▶ _LIST OF TASKS_
a - Retype, without any changes, the part of the Nicolas Flamel passage below that opens with the words containing "It seems that" and closes with "et de l’or.".
b - Continue the passage about Nicolas Flamel below, picking up after its final sentence.

▶ _TEXT PASSAGE_
** START **
Nevertheless, I am sure that lots of people will continue to think he was, going by vague memories of information picked up from various sources, such as the Harry Potter series.

Anyway, some of an interesting account of his life is available on google books:

http://books.google.co.uk/books?id=ohExpvMMXF4C&pg=PA77&lpg=PA77&dq=jean+nicolas+flamel&source=bl&ots=e5l4QW8aWO&sig=3ZNLVX-RvIDTAVN2Tls9IPBDM1w&hl=en&sa=X&ei=w-YSVM2xH4W57AbynYDwCQ&ved=0CFsQ6AEwBw#v=onepage&q=jean%20nicolas%20flamel&f=false

It seems that Flamel was a scribe, married a richer older widow, used her money in a lifetime of cunning property based transactions (buying, renting out, selling) to amass an impressive fortune. Alchemy doesn’t come into it at all, for more information on that, see Nigel Wilkins book Nicolas Flamel Des livres et de l’or.
** END **
▶ _ENTRIES SUPPLIED_
** START **
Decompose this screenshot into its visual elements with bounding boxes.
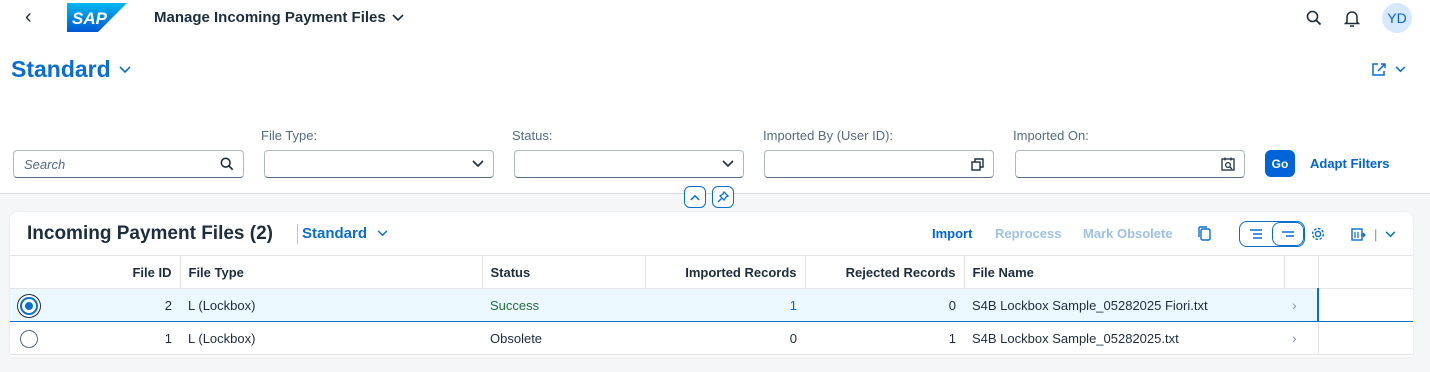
column-header-file-name[interactable]: File Name: [964, 255, 1285, 289]
chevron-down-icon: [1395, 66, 1406, 73]
shell-actions: YD: [1306, 3, 1412, 33]
calendar-icon[interactable]: [1221, 157, 1235, 171]
rejected-records-cell: 0: [805, 288, 964, 322]
variant-selector[interactable]: Standard: [11, 56, 131, 83]
expand-rows-button[interactable]: [1240, 222, 1272, 246]
chevron-down-icon: [472, 160, 484, 168]
copy-icon: [1198, 226, 1211, 241]
table-row[interactable]: 1 L (Lockbox) Obsolete 0 1 S4B Lockbox S…: [10, 321, 1413, 355]
chevron-right-icon: ›: [1292, 297, 1297, 313]
imported-by-input[interactable]: [764, 150, 994, 178]
share-icon: [1372, 63, 1386, 76]
chevron-down-icon: [392, 13, 404, 21]
table-header-row: File ID File Type Status Imported Record…: [10, 255, 1413, 289]
adapt-filters-button[interactable]: Adapt Filters: [1310, 156, 1389, 171]
page-header: Standard File Type: Status: Imported By …: [0, 36, 1430, 208]
variant-title: Standard: [11, 56, 111, 82]
header-toggle-bar: [684, 186, 734, 208]
app-title-menu[interactable]: Manage Incoming Payment Files: [154, 9, 404, 26]
file-id-cell: 2: [164, 297, 172, 313]
chevron-down-icon: [377, 230, 388, 237]
pin-icon: [717, 191, 729, 203]
imported-records-cell: 0: [645, 321, 805, 355]
status-cell: Obsolete: [482, 321, 645, 355]
import-button[interactable]: Import: [932, 226, 972, 241]
status-cell: Success: [482, 288, 645, 322]
imported-on-input[interactable]: [1015, 150, 1245, 178]
column-header-file-id[interactable]: File ID: [10, 255, 181, 289]
shell-bar: ‹ SAP Manage Incoming Payment Files YD: [0, 0, 1430, 36]
avatar-initials: YD: [1387, 10, 1407, 26]
rejected-records-link[interactable]: 1: [805, 321, 964, 355]
export-icon: [1351, 228, 1366, 241]
file-name-cell: S4B Lockbox Sample_05282025.txt: [964, 321, 1284, 355]
mark-obsolete-button[interactable]: Mark Obsolete: [1083, 226, 1173, 241]
column-header-rejected-records[interactable]: Rejected Records: [805, 255, 965, 289]
column-header-filler: [1318, 255, 1413, 289]
file-name-cell: S4B Lockbox Sample_05282025 Fiori.txt: [964, 288, 1284, 322]
search-input[interactable]: Search: [13, 150, 244, 178]
expand-collapse-toggle[interactable]: [1239, 221, 1305, 247]
bell-icon[interactable]: [1344, 10, 1360, 27]
table-variant-label: Standard: [302, 225, 368, 242]
filler-cell: [1318, 288, 1413, 322]
status-label: Status:: [512, 128, 553, 143]
expand-icon: [1250, 229, 1262, 239]
reprocess-button[interactable]: Reprocess: [995, 226, 1061, 241]
go-button[interactable]: Go: [1265, 150, 1295, 177]
gear-icon: [1311, 227, 1325, 241]
file-type-cell: L (Lockbox): [180, 288, 482, 322]
search-placeholder: Search: [24, 156, 66, 172]
table-title: Incoming Payment Files (2): [27, 223, 273, 244]
chevron-right-icon: ›: [1292, 330, 1297, 346]
row-select-radio[interactable]: [20, 330, 38, 348]
chevron-up-icon: [690, 194, 700, 201]
back-arrow-icon[interactable]: ‹: [25, 7, 32, 27]
file-type-label: File Type:: [261, 128, 318, 143]
file-type-cell: L (Lockbox): [180, 321, 482, 355]
chevron-down-icon: [1385, 230, 1396, 237]
sap-logo-text: SAP: [72, 9, 108, 28]
table-variant-selector[interactable]: Standard: [302, 225, 388, 242]
value-help-icon[interactable]: [971, 157, 984, 171]
collapse-icon: [1282, 231, 1294, 237]
imported-by-label: Imported By (User ID):: [763, 128, 894, 143]
file-type-select[interactable]: [264, 150, 494, 178]
status-select[interactable]: [514, 150, 744, 178]
table-row[interactable]: 2 L (Lockbox) Success 1 0 S4B Lockbox Sa…: [10, 288, 1413, 322]
collapse-header-button[interactable]: [684, 186, 706, 208]
column-header-status[interactable]: Status: [482, 255, 646, 289]
file-id-cell: 1: [164, 330, 172, 346]
divider: [297, 224, 298, 244]
separator-bar: |: [1374, 226, 1378, 242]
chevron-down-icon: [722, 160, 734, 168]
export-menu[interactable]: |: [1350, 226, 1396, 242]
sap-logo[interactable]: SAP: [67, 3, 127, 32]
payment-files-table: File ID File Type Status Imported Record…: [10, 255, 1413, 355]
imported-on-label: Imported On:: [1013, 128, 1089, 143]
share-menu[interactable]: [1371, 62, 1406, 77]
row-select-radio[interactable]: [20, 297, 38, 315]
copy-button[interactable]: [1198, 226, 1211, 241]
collapse-rows-button[interactable]: [1272, 222, 1304, 246]
row-navigation[interactable]: ›: [1284, 288, 1319, 322]
column-header-navigation: [1284, 255, 1319, 289]
filler-cell: [1318, 321, 1413, 355]
imported-records-link[interactable]: 1: [645, 288, 805, 322]
pin-header-button[interactable]: [712, 186, 734, 208]
app-title: Manage Incoming Payment Files: [154, 9, 386, 26]
row-navigation[interactable]: ›: [1284, 321, 1319, 355]
chevron-down-icon: [119, 65, 131, 73]
table-settings-button[interactable]: [1310, 226, 1326, 242]
search-icon[interactable]: [1306, 10, 1322, 26]
column-header-file-type[interactable]: File Type: [180, 255, 483, 289]
table-card: Incoming Payment Files (2) Standard Impo…: [10, 212, 1413, 357]
column-header-imported-records[interactable]: Imported Records: [645, 255, 806, 289]
search-icon[interactable]: [220, 157, 234, 171]
avatar[interactable]: YD: [1382, 3, 1412, 33]
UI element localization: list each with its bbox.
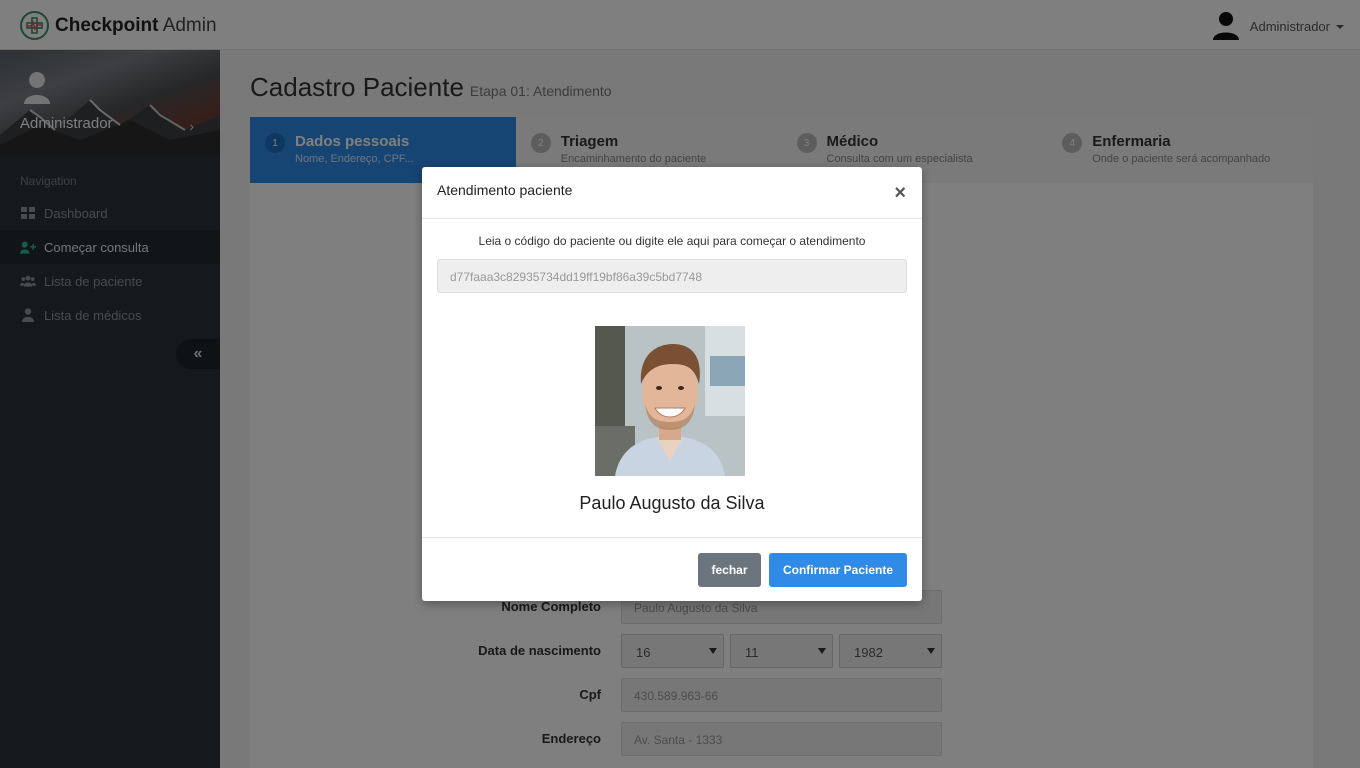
** END **
▶ _FINAL ANSWERS_
a -
It seems that Flamel was a scribe, married a richer older widow, used her money in a lifetime of cunning property based transactions (buying, renting out, selling) to amass an impressive fortune. Alchemy doesn’t come into it at all, for more information on that, see Nigel Wilkins book Nicolas Flamel Des livres et de l’or.

b -
The problem is of course that the idea that Flamel was a genuine medieval alchemist is already well embedded, in popular and esoteric culture. I suggest that the best thing to be done is simply flood the culture and popular mind with real, good histories of alchemy, in which the Flamel myth is mentioned as appropriate as part of early 17th century cultural shenanigans. That way people will learn only the real history of alchemy.

I have read that evidence shows that repeating a falsehood and then debunking it tends to cement the falsehood in people’s minds as being true. (Naturally I don’t suffer from that…) Therefore often the best thing to do is just flood it out with better information about a topic, but without mentioning the actual falsehood, so next time someone thinks of knights on horseback, they think of charges or jousting, not of cranes and winches, which is a Victorian myth that might come from some comedy book.

That at least is the theory. Lacking a Murdochian control of the world’s media, it is unlikely that I’ll ever get to try it.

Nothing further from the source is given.